§ **WORK TO COMPLETE**
Write out, word for word, every line from the one containing "Extract all readable text from this page." through the last line of the records below, both ends included.

Part of a data file:
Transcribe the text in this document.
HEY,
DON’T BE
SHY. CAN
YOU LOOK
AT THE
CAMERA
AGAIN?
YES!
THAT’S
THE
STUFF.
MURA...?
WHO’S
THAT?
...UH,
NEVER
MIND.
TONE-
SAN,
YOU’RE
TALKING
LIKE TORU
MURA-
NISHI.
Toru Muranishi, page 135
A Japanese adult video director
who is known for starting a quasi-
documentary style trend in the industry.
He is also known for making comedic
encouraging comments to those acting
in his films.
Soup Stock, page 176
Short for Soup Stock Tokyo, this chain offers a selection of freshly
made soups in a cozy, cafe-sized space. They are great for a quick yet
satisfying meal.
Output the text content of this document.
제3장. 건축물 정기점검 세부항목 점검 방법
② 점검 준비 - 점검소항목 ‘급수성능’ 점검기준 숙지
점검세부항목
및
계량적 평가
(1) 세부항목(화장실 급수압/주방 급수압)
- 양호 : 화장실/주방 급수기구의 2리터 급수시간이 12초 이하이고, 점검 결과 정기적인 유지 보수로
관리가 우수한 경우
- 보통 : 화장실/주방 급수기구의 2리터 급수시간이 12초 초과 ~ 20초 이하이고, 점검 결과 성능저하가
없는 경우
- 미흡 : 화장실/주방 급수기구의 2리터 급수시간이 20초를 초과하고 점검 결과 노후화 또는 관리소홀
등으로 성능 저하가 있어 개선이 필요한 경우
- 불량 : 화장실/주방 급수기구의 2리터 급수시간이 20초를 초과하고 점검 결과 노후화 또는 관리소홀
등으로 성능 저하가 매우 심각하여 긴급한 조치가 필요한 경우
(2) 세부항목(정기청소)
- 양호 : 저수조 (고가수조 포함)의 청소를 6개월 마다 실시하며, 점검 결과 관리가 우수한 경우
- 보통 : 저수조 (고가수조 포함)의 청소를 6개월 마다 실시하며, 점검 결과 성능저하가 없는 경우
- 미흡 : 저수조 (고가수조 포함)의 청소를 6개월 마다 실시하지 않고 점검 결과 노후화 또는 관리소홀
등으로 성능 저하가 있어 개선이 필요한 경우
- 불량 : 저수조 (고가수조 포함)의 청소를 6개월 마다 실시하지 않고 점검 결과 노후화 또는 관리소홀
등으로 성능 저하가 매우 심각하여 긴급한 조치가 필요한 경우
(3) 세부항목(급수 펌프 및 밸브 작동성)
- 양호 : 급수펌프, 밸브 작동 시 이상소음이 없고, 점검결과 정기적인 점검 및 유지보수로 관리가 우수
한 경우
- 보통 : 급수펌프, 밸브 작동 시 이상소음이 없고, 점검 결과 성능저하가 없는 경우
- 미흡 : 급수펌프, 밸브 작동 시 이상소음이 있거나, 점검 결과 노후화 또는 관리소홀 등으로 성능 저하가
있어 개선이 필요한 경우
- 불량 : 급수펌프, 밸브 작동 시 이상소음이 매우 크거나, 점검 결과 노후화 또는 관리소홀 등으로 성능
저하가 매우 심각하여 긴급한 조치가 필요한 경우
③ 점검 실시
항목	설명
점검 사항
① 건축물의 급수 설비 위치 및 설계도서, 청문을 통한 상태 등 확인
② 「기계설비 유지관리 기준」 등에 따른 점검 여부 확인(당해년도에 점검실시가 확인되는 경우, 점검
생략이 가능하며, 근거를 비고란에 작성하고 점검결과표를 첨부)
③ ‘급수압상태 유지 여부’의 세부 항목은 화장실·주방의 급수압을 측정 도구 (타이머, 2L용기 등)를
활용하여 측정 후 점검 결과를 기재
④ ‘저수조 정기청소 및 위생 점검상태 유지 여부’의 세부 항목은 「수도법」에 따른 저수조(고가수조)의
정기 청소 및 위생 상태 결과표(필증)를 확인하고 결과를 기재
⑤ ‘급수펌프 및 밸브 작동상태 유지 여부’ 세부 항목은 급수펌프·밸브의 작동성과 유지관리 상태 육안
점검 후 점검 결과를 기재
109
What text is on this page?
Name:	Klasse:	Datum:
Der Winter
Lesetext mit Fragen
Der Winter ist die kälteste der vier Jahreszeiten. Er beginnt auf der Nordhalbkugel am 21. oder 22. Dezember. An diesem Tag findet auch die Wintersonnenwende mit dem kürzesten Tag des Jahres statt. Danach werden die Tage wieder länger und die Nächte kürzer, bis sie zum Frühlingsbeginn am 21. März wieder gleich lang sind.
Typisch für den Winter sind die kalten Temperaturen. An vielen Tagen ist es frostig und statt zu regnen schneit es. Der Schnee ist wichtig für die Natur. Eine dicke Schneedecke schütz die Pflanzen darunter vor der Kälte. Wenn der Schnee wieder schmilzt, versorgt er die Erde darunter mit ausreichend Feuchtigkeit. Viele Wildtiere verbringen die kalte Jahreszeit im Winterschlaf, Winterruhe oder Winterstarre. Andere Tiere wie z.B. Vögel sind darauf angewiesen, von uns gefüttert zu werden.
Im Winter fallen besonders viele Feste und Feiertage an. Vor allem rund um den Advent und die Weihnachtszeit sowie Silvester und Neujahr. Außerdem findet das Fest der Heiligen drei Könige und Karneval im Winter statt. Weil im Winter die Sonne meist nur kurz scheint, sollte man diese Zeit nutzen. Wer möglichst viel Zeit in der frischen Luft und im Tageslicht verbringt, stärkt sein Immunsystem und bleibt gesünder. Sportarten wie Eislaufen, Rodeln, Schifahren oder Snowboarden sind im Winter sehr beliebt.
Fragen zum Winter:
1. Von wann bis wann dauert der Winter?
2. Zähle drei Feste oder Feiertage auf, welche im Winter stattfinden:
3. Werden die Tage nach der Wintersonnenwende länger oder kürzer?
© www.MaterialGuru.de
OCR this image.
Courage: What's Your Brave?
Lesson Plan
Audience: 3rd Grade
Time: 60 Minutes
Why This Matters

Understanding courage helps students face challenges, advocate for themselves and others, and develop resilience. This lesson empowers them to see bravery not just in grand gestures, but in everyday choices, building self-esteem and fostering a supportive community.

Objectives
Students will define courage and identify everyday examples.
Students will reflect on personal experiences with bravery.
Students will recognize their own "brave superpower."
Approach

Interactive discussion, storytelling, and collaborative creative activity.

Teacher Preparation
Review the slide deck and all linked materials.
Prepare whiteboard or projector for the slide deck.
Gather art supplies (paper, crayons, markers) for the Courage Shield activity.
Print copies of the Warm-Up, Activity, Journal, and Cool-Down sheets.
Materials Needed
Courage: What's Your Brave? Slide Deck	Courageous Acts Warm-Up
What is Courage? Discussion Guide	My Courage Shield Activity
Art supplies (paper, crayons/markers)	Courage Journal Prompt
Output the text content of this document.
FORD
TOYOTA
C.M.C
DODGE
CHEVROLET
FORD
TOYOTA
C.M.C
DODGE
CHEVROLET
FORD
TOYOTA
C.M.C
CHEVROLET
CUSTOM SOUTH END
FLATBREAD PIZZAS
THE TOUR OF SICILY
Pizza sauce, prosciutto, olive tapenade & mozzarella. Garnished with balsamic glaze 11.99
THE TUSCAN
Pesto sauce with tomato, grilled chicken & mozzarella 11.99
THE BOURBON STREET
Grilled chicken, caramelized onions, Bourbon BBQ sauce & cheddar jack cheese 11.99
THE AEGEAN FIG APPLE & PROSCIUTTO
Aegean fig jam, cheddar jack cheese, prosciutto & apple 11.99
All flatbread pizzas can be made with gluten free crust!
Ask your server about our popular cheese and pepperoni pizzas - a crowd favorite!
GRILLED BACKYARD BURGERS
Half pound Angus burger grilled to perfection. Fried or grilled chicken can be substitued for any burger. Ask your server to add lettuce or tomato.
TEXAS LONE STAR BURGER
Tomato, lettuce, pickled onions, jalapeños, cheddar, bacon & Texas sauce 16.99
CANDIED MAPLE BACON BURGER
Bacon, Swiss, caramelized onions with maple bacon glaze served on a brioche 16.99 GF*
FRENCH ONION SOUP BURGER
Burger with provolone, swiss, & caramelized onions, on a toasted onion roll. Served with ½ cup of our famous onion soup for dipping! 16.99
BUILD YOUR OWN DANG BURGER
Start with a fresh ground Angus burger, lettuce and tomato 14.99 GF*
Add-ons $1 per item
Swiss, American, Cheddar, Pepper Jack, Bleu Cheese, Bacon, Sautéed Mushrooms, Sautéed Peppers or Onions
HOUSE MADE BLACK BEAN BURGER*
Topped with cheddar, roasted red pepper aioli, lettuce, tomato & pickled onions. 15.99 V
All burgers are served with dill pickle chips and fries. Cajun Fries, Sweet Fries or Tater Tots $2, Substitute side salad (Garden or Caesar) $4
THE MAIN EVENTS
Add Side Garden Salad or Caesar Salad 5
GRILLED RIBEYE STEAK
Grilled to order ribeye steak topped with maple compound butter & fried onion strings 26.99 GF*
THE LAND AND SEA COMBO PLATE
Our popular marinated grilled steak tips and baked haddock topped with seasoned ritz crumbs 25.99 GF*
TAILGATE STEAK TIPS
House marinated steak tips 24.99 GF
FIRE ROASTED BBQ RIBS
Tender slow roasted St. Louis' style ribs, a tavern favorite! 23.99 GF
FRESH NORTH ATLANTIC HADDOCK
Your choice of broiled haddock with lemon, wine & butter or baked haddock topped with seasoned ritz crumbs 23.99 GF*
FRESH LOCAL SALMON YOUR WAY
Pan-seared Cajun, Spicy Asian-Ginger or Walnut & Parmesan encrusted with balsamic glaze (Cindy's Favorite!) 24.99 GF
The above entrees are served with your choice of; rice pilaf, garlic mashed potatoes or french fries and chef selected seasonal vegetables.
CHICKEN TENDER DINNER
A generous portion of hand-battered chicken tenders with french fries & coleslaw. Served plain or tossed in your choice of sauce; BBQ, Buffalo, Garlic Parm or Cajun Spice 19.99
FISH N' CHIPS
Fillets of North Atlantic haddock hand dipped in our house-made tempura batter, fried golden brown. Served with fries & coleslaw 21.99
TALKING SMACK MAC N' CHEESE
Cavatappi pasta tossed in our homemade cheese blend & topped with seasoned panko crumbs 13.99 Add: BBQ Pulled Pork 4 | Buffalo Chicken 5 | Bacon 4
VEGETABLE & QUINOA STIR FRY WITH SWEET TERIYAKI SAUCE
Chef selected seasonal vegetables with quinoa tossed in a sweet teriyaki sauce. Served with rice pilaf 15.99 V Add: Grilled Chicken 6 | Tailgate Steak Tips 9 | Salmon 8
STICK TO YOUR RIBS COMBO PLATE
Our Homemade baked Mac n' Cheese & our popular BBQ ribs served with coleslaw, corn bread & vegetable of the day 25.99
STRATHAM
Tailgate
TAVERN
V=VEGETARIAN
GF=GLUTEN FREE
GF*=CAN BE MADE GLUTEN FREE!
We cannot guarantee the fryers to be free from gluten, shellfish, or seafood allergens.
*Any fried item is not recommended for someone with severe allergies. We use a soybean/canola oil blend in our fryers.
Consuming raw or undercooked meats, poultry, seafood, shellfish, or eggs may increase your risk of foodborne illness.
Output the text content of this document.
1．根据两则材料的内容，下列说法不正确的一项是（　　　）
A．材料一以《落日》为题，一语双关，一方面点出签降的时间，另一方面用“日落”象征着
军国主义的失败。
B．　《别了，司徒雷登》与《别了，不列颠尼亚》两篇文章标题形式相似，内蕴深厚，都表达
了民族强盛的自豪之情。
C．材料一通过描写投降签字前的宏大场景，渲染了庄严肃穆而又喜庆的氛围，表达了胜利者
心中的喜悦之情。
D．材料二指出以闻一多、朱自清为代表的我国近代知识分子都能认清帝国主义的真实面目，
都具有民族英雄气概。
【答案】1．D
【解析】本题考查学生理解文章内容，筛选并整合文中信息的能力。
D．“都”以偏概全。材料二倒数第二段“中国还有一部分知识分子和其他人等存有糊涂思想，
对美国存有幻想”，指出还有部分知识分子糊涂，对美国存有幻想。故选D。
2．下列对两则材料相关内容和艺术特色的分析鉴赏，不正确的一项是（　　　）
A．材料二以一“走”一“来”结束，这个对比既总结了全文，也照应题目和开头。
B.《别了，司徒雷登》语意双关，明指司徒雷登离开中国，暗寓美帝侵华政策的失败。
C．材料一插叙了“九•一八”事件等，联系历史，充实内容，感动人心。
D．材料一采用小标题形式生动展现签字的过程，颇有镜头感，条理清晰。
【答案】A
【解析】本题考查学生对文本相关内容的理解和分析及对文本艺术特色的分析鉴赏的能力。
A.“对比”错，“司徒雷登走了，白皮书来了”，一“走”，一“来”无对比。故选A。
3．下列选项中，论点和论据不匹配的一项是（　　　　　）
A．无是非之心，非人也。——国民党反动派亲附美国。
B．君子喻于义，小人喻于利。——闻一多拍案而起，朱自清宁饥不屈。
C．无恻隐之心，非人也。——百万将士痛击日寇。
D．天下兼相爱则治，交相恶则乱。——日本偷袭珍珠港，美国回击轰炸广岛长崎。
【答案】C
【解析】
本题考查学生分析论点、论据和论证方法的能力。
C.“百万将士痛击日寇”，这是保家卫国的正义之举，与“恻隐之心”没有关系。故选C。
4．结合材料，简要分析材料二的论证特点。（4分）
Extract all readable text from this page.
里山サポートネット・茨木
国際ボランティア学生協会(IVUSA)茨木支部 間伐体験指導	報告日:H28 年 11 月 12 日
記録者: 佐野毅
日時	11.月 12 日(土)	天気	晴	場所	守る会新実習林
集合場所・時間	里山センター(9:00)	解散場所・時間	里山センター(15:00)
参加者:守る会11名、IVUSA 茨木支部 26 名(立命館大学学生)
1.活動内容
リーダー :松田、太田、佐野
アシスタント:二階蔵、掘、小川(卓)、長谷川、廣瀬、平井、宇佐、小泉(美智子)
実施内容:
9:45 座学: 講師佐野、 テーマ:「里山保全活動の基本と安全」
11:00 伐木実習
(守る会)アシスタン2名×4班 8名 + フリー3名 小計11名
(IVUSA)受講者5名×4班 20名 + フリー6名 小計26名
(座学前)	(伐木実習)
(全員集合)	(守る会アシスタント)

§ **TASK SOLUTION**
Extract all readable text from this page.
里山サポートネット・茨木
国際ボランティア学生協会(IVUSA)茨木支部 間伐体験指導	報告日:H28 年 11 月 12 日
記録者: 佐野毅
日時	11.月 12 日(土)	天気	晴	場所	守る会新実習林
集合場所・時間	里山センター(9:00)	解散場所・時間	里山センター(15:00)
参加者:守る会11名、IVUSA 茨木支部 26 名(立命館大学学生)
1.活動内容
リーダー :松田、太田、佐野
アシスタント:二階蔵、掘、小川(卓)、長谷川、廣瀬、平井、宇佐、小泉(美智子)
実施内容:
9:45 座学: 講師佐野、 テーマ:「里山保全活動の基本と安全」
11:00 伐木実習
(守る会)アシスタン2名×4班 8名 + フリー3名 小計11名
(IVUSA)受講者5名×4班 20名 + フリー6名 小計26名
(座学前)	(伐木実習)
(全員集合)	(守る会アシスタント)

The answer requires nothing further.